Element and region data

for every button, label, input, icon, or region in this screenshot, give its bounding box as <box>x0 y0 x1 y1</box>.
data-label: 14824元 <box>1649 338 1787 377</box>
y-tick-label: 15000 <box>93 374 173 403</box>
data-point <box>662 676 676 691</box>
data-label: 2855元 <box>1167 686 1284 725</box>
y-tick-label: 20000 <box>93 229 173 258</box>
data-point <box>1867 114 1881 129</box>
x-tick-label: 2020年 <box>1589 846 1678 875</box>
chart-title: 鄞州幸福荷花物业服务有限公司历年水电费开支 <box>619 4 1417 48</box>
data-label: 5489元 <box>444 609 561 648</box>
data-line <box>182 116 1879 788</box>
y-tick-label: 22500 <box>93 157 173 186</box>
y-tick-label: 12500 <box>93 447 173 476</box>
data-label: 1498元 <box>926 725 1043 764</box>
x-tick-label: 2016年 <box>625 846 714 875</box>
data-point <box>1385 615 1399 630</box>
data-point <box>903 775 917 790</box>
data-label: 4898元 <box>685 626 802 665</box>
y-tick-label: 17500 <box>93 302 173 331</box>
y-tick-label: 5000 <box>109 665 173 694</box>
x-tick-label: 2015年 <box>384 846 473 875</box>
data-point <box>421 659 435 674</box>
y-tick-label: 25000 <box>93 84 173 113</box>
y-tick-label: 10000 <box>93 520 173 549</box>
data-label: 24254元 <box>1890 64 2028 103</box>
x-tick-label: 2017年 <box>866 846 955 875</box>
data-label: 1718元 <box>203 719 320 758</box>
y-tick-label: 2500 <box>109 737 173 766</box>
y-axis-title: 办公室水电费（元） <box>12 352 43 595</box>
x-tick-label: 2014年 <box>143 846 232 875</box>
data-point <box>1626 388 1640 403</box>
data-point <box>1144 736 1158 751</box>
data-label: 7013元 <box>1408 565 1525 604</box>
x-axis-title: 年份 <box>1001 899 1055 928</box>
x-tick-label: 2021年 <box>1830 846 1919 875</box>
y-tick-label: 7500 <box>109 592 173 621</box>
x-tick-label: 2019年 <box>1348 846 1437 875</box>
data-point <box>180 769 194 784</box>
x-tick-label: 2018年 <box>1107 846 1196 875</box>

EXERCISE DESCRIPTION
Copy the lines from the first one through the line holding "data-point <box>180 769 194 784</box>", including that line.

FINAL RESULT
for every button, label, input, icon, or region in this screenshot, give its bounding box as <box>x0 y0 x1 y1</box>.
data-label: 14824元 <box>1649 338 1787 377</box>
y-tick-label: 15000 <box>93 374 173 403</box>
data-point <box>662 676 676 691</box>
data-label: 2855元 <box>1167 686 1284 725</box>
y-tick-label: 20000 <box>93 229 173 258</box>
data-point <box>1867 114 1881 129</box>
x-tick-label: 2020年 <box>1589 846 1678 875</box>
chart-title: 鄞州幸福荷花物业服务有限公司历年水电费开支 <box>619 4 1417 48</box>
data-label: 5489元 <box>444 609 561 648</box>
data-line <box>182 116 1879 788</box>
y-tick-label: 22500 <box>93 157 173 186</box>
y-tick-label: 12500 <box>93 447 173 476</box>
data-label: 1498元 <box>926 725 1043 764</box>
x-tick-label: 2016年 <box>625 846 714 875</box>
data-point <box>1385 615 1399 630</box>
data-point <box>903 775 917 790</box>
data-label: 4898元 <box>685 626 802 665</box>
y-tick-label: 17500 <box>93 302 173 331</box>
y-tick-label: 5000 <box>109 665 173 694</box>
x-tick-label: 2015年 <box>384 846 473 875</box>
data-point <box>421 659 435 674</box>
y-tick-label: 25000 <box>93 84 173 113</box>
y-tick-label: 10000 <box>93 520 173 549</box>
data-label: 24254元 <box>1890 64 2028 103</box>
x-tick-label: 2017年 <box>866 846 955 875</box>
data-label: 1718元 <box>203 719 320 758</box>
y-tick-label: 2500 <box>109 737 173 766</box>
y-axis-title: 办公室水电费（元） <box>12 352 43 595</box>
x-tick-label: 2014年 <box>143 846 232 875</box>
data-point <box>1626 388 1640 403</box>
data-point <box>1144 736 1158 751</box>
data-label: 7013元 <box>1408 565 1525 604</box>
x-axis-title: 年份 <box>1001 899 1055 928</box>
x-tick-label: 2021年 <box>1830 846 1919 875</box>
y-tick-label: 7500 <box>109 592 173 621</box>
x-tick-label: 2019年 <box>1348 846 1437 875</box>
data-point <box>180 769 194 784</box>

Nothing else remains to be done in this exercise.